■ **The problem**:
Return the material word for word. Do not include the pictures.

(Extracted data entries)
.....

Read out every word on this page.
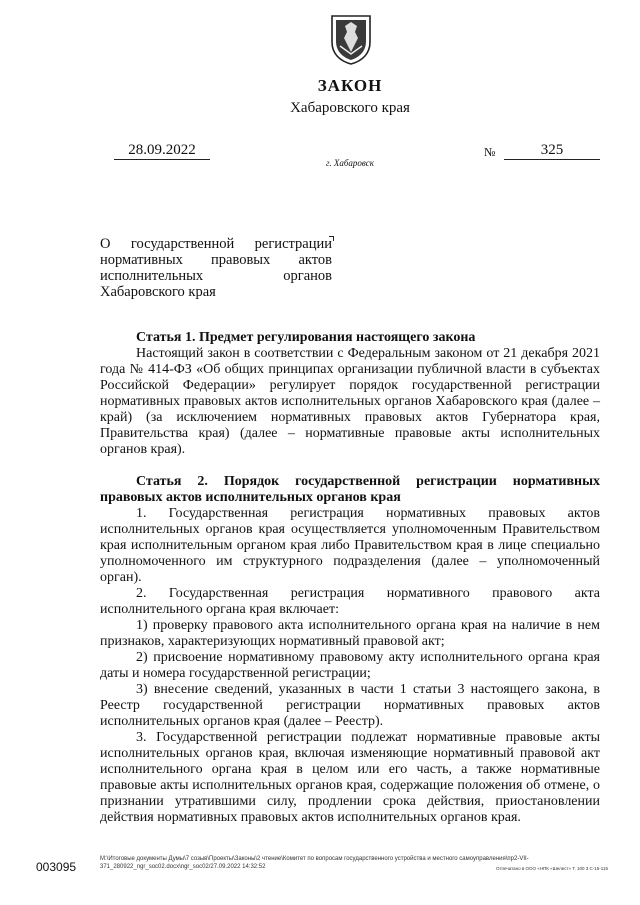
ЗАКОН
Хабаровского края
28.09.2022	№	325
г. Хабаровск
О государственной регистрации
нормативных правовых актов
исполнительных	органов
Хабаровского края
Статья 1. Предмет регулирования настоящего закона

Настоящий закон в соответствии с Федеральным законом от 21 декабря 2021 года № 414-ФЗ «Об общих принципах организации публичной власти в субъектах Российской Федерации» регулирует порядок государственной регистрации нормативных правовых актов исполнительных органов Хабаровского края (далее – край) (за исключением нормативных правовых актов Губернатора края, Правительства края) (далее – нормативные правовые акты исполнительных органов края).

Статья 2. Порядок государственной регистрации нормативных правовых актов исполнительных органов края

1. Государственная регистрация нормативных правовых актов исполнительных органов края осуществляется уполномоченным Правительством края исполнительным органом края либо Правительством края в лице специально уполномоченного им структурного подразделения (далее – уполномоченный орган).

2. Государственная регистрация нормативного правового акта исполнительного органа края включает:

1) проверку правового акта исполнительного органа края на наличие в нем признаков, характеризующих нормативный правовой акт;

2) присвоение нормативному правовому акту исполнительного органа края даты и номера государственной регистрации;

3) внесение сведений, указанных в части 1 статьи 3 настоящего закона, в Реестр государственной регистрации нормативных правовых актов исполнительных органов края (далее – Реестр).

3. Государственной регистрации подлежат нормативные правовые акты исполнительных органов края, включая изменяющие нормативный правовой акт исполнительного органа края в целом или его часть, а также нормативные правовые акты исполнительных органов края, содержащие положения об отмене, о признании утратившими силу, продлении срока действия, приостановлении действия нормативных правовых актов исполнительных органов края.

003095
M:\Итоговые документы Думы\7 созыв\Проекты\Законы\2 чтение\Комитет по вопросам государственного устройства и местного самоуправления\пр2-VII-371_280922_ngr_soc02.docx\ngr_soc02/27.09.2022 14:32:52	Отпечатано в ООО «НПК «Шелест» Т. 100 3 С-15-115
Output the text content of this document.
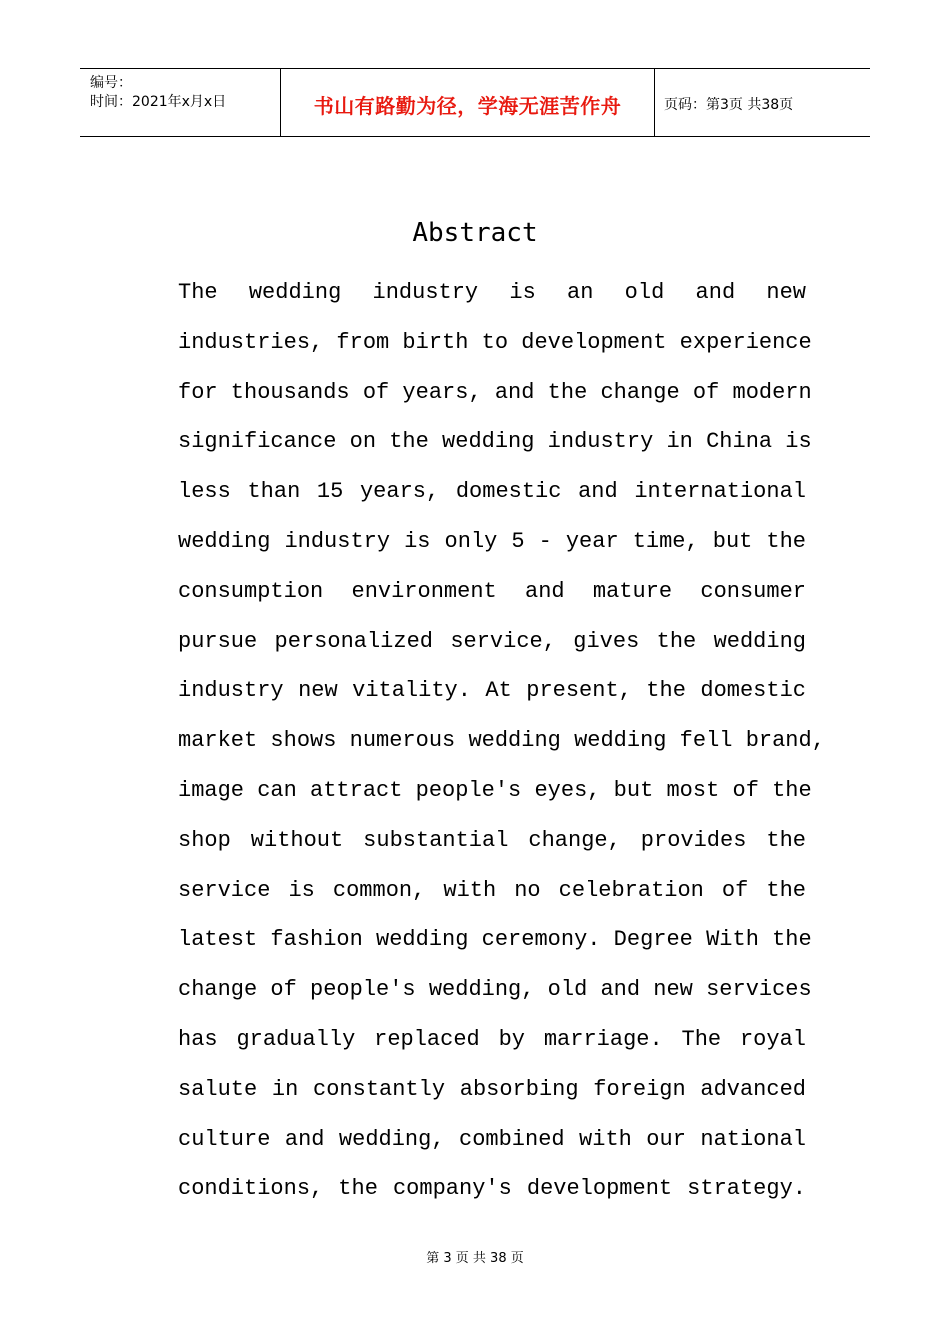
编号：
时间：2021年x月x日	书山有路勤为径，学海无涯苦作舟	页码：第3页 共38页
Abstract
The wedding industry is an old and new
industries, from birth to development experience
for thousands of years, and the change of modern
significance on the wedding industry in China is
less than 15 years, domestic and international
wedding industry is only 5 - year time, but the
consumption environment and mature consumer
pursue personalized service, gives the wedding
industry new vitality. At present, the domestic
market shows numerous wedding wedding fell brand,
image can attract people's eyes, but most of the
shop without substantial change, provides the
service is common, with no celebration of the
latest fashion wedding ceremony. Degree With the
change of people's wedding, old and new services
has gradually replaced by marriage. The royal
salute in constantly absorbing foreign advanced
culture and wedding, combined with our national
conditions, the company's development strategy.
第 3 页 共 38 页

.....

■ **Exercise output**:
Read out every word on this page.
ЗАКОН
Хабаровского края
28.09.2022	№	325
г. Хабаровск
О государственной регистрации
нормативных правовых актов
исполнительных	органов
Хабаровского края
Статья 1. Предмет регулирования настоящего закона

Настоящий закон в соответствии с Федеральным законом от 21 декабря 2021 года № 414-ФЗ «Об общих принципах организации публичной власти в субъектах Российской Федерации» регулирует порядок государственной регистрации нормативных правовых актов исполнительных органов Хабаровского края (далее – край) (за исключением нормативных правовых актов Губернатора края, Правительства края) (далее – нормативные правовые акты исполнительных органов края).

Статья 2. Порядок государственной регистрации нормативных правовых актов исполнительных органов края

1. Государственная регистрация нормативных правовых актов исполнительных органов края осуществляется уполномоченным Правительством края исполнительным органом края либо Правительством края в лице специально уполномоченного им структурного подразделения (далее – уполномоченный орган).

2. Государственная регистрация нормативного правового акта исполнительного органа края включает:

1) проверку правового акта исполнительного органа края на наличие в нем признаков, характеризующих нормативный правовой акт;

2) присвоение нормативному правовому акту исполнительного органа края даты и номера государственной регистрации;

3) внесение сведений, указанных в части 1 статьи 3 настоящего закона, в Реестр государственной регистрации нормативных правовых актов исполнительных органов края (далее – Реестр).

3. Государственной регистрации подлежат нормативные правовые акты исполнительных органов края, включая изменяющие нормативный правовой акт исполнительного органа края в целом или его часть, а также нормативные правовые акты исполнительных органов края, содержащие положения об отмене, о признании утратившими силу, продлении срока действия, приостановлении действия нормативных правовых актов исполнительных органов края.

003095
M:\Итоговые документы Думы\7 созыв\Проекты\Законы\2 чтение\Комитет по вопросам государственного устройства и местного самоуправления\пр2-VII-371_280922_ngr_soc02.docx\ngr_soc02/27.09.2022 14:32:52	Отпечатано в ООО «НПК «Шелест» Т. 100 3 С-15-115
Output the text content of this document.
编号：
时间：2021年x月x日	书山有路勤为径，学海无涯苦作舟	页码：第3页 共38页
Abstract
The wedding industry is an old and new
industries, from birth to development experience
for thousands of years, and the change of modern
significance on the wedding industry in China is
less than 15 years, domestic and international
wedding industry is only 5 - year time, but the
consumption environment and mature consumer
pursue personalized service, gives the wedding
industry new vitality. At present, the domestic
market shows numerous wedding wedding fell brand,
image can attract people's eyes, but most of the
shop without substantial change, provides the
service is common, with no celebration of the
latest fashion wedding ceremony. Degree With the
change of people's wedding, old and new services
has gradually replaced by marriage. The royal
salute in constantly absorbing foreign advanced
culture and wedding, combined with our national
conditions, the company's development strategy.
第 3 页 共 38 页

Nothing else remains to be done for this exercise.